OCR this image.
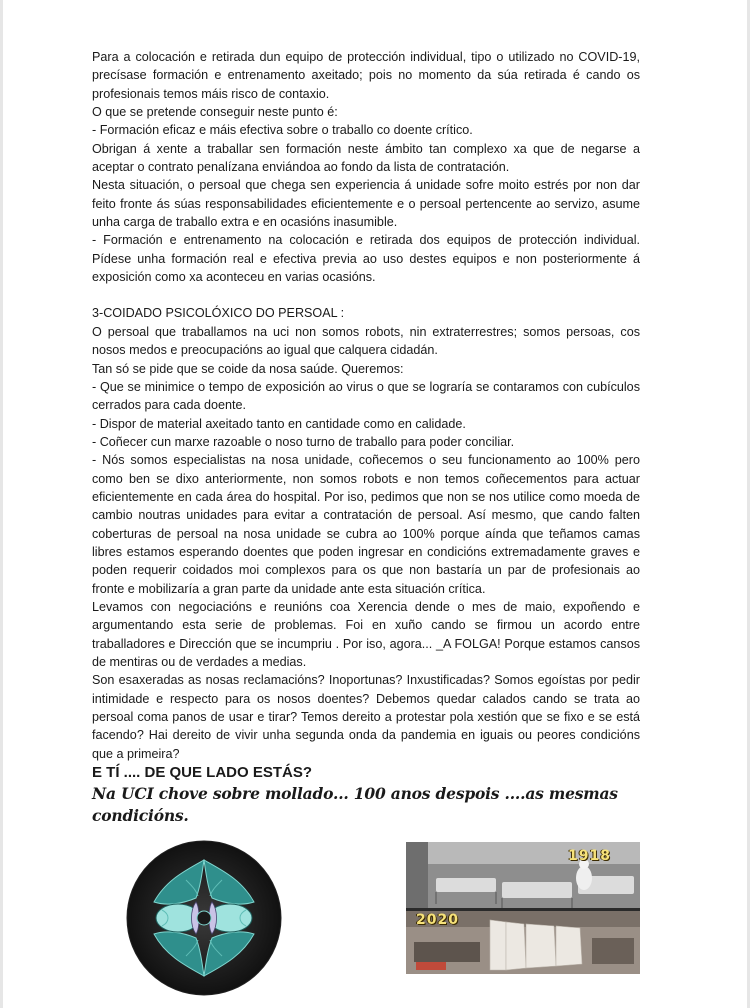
Para a colocación e retirada dun equipo de protección individual, tipo o utilizado no COVID-19, precísase formación e entrenamento axeitado; pois no momento da súa retirada é cando os profesionais temos máis risco de contaxio.

O que se pretende conseguir neste punto é:

- Formación eficaz e máis efectiva sobre o traballo co doente crítico.

Obrigan á xente a traballar sen formación neste ámbito tan complexo xa que de negarse a aceptar o contrato penalízana enviándoa ao fondo da lista de contratación.

Nesta situación, o persoal que chega sen experiencia á unidade sofre moito estrés por non dar feito fronte ás súas responsabilidades eficientemente e o persoal pertencente ao servizo, asume unha carga de traballo extra e en ocasións inasumible.

- Formación e entrenamento na colocación e retirada dos equipos de protección individual. Pídese unha formación real e efectiva previa ao uso destes equipos e non posteriormente á exposición como xa aconteceu en varias ocasións.

3-COIDADO PSICOLÓXICO DO PERSOAL :

O persoal que traballamos na uci non somos robots, nin extraterrestres; somos persoas, cos nosos medos e preocupacións ao igual que calquera cidadán.

Tan só se pide que se coide da nosa saúde. Queremos:

- Que se minimice o tempo de exposición ao virus o que se lograría se contaramos con cubículos cerrados para cada doente.

- Dispor de material axeitado tanto en cantidade como en calidade.

- Coñecer cun marxe razoable o noso turno de traballo para poder conciliar.

- Nós somos especialistas na nosa unidade, coñecemos o seu funcionamento ao 100% pero como ben se dixo anteriormente, non somos robots e non temos coñecementos para actuar eficientemente en cada área do hospital. Por iso, pedimos que non se nos utilice como moeda de cambio noutras unidades para evitar a contratación de persoal. Así mesmo, que cando falten coberturas de persoal na nosa unidade se cubra ao 100% porque aínda que teñamos camas libres estamos esperando doentes que poden ingresar en condicións extremadamente graves e poden requerir coidados moi complexos para os que non bastaría un par de profesionais ao fronte e mobilizaría a gran parte da unidade ante esta situación crítica.

Levamos con negociacións e reunións coa Xerencia dende o mes de maio, expoñendo e argumentando esta serie de problemas. Foi en xuño cando se firmou un acordo entre traballadores e Dirección que se incumpriu . Por iso, agora... _A FOLGA! Porque estamos cansos de mentiras ou de verdades a medias.

Son esaxeradas as nosas reclamacións? Inoportunas? Inxustificadas? Somos egoístas por pedir intimidade e respecto para os nosos doentes? Debemos quedar calados cando se trata ao persoal coma panos de usar e tirar? Temos dereito a protestar pola xestión que se fixo e se está facendo? Hai dereito de vivir unha segunda onda da pandemia en iguais ou peores condicións que a primeira?

E TÍ .... DE QUE LADO ESTÁS?

Na UCI chove sobre mollado... 100 anos despois ....as mesmas condicións.

1918
2020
—————
▶ Task prompt: The pictures alone are to be left out when the data above is copied; all else must match exactly.

▶ Final answer:
OCR this image.
Para a colocación e retirada dun equipo de protección individual, tipo o utilizado no COVID-19, precísase formación e entrenamento axeitado; pois no momento da súa retirada é cando os profesionais temos máis risco de contaxio.

O que se pretende conseguir neste punto é:

- Formación eficaz e máis efectiva sobre o traballo co doente crítico.

Obrigan á xente a traballar sen formación neste ámbito tan complexo xa que de negarse a aceptar o contrato penalízana enviándoa ao fondo da lista de contratación.

Nesta situación, o persoal que chega sen experiencia á unidade sofre moito estrés por non dar feito fronte ás súas responsabilidades eficientemente e o persoal pertencente ao servizo, asume unha carga de traballo extra e en ocasións inasumible.

- Formación e entrenamento na colocación e retirada dos equipos de protección individual. Pídese unha formación real e efectiva previa ao uso destes equipos e non posteriormente á exposición como xa aconteceu en varias ocasións.

3-COIDADO PSICOLÓXICO DO PERSOAL :

O persoal que traballamos na uci non somos robots, nin extraterrestres; somos persoas, cos nosos medos e preocupacións ao igual que calquera cidadán.

Tan só se pide que se coide da nosa saúde. Queremos:

- Que se minimice o tempo de exposición ao virus o que se lograría se contaramos con cubículos cerrados para cada doente.

- Dispor de material axeitado tanto en cantidade como en calidade.

- Coñecer cun marxe razoable o noso turno de traballo para poder conciliar.

- Nós somos especialistas na nosa unidade, coñecemos o seu funcionamento ao 100% pero como ben se dixo anteriormente, non somos robots e non temos coñecementos para actuar eficientemente en cada área do hospital. Por iso, pedimos que non se nos utilice como moeda de cambio noutras unidades para evitar a contratación de persoal. Así mesmo, que cando falten coberturas de persoal na nosa unidade se cubra ao 100% porque aínda que teñamos camas libres estamos esperando doentes que poden ingresar en condicións extremadamente graves e poden requerir coidados moi complexos para os que non bastaría un par de profesionais ao fronte e mobilizaría a gran parte da unidade ante esta situación crítica.

Levamos con negociacións e reunións coa Xerencia dende o mes de maio, expoñendo e argumentando esta serie de problemas. Foi en xuño cando se firmou un acordo entre traballadores e Dirección que se incumpriu . Por iso, agora... _A FOLGA! Porque estamos cansos de mentiras ou de verdades a medias.

Son esaxeradas as nosas reclamacións? Inoportunas? Inxustificadas? Somos egoístas por pedir intimidade e respecto para os nosos doentes? Debemos quedar calados cando se trata ao persoal coma panos de usar e tirar? Temos dereito a protestar pola xestión que se fixo e se está facendo? Hai dereito de vivir unha segunda onda da pandemia en iguais ou peores condicións que a primeira?

E TÍ .... DE QUE LADO ESTÁS?

Na UCI chove sobre mollado... 100 anos despois ....as mesmas condicións.

1918
2020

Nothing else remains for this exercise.